Using the listing below, copy every line that mentions "this".

Supplied data ->
═══
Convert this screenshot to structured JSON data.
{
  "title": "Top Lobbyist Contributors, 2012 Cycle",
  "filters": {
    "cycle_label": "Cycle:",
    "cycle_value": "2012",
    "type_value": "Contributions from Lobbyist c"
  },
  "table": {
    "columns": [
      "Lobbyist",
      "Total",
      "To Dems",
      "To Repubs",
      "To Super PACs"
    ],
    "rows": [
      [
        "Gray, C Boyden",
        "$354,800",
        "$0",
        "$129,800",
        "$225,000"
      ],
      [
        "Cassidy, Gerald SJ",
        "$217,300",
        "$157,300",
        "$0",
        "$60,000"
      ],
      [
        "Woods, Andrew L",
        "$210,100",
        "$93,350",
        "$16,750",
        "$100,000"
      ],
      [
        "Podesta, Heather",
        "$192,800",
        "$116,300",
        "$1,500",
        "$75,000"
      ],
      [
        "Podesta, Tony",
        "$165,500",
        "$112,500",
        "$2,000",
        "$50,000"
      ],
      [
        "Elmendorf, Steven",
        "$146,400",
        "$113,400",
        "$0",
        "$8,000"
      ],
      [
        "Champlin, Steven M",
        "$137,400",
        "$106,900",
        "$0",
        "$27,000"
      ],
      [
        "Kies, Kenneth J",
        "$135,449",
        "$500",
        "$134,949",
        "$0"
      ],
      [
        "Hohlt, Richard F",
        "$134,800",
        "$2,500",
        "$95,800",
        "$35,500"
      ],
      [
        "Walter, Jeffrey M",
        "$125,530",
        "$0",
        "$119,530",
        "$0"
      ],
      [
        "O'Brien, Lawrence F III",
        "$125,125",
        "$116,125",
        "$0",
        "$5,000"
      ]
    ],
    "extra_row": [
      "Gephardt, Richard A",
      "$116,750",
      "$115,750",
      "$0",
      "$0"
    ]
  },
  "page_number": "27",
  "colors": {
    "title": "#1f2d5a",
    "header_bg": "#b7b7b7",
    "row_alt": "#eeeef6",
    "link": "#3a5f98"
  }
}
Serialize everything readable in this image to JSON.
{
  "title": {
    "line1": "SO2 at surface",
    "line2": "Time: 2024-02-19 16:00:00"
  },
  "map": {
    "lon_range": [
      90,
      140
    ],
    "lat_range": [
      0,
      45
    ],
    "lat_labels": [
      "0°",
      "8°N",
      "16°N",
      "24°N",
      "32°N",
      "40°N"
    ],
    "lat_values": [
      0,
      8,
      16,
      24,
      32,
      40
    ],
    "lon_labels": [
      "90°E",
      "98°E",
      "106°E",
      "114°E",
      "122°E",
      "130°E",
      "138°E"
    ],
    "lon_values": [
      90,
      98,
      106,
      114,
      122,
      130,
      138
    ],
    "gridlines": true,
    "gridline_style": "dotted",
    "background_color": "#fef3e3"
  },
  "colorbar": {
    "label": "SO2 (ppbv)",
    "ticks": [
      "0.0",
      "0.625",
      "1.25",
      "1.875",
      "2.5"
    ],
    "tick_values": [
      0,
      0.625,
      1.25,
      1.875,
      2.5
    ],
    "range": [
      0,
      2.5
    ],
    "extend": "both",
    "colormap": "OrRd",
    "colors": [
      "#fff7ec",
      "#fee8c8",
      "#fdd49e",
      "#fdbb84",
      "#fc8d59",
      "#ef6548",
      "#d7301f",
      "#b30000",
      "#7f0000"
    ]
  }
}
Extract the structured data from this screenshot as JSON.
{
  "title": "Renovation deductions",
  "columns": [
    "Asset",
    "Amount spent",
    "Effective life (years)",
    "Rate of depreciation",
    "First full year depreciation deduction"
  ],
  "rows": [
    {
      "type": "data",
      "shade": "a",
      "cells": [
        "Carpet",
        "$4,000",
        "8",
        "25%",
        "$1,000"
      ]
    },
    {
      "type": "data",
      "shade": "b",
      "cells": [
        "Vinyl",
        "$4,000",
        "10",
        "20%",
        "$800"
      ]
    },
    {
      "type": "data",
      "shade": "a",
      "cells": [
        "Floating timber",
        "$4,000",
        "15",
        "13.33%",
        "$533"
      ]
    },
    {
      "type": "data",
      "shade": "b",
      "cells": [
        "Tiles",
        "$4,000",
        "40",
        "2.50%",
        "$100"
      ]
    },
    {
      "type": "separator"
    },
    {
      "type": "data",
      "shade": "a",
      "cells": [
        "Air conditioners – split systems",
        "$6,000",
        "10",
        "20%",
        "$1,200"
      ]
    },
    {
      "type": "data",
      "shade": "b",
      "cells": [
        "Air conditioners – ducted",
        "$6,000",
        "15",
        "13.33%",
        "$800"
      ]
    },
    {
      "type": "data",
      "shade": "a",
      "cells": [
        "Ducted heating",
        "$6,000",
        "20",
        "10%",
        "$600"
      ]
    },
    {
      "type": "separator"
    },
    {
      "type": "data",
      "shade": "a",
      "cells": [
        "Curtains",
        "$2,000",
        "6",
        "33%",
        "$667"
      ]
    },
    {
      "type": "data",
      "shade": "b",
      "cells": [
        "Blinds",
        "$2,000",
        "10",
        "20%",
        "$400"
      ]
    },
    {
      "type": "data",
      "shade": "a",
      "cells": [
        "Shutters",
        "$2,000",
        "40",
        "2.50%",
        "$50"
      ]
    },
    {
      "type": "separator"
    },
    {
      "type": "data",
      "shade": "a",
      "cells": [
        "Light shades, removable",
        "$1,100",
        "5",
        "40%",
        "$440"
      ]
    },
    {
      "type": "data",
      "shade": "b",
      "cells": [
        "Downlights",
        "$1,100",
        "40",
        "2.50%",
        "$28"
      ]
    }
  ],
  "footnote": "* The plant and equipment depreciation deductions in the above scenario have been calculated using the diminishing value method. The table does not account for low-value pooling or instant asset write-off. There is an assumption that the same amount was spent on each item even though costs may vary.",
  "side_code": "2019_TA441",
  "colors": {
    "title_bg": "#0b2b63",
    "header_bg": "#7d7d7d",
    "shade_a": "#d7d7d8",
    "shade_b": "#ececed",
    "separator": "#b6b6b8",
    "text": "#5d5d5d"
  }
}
═══
Written solution ->
Convert this screenshot to structured JSON data.
Serialize everything readable in this image to JSON.
Extract the structured data from this screenshot as JSON.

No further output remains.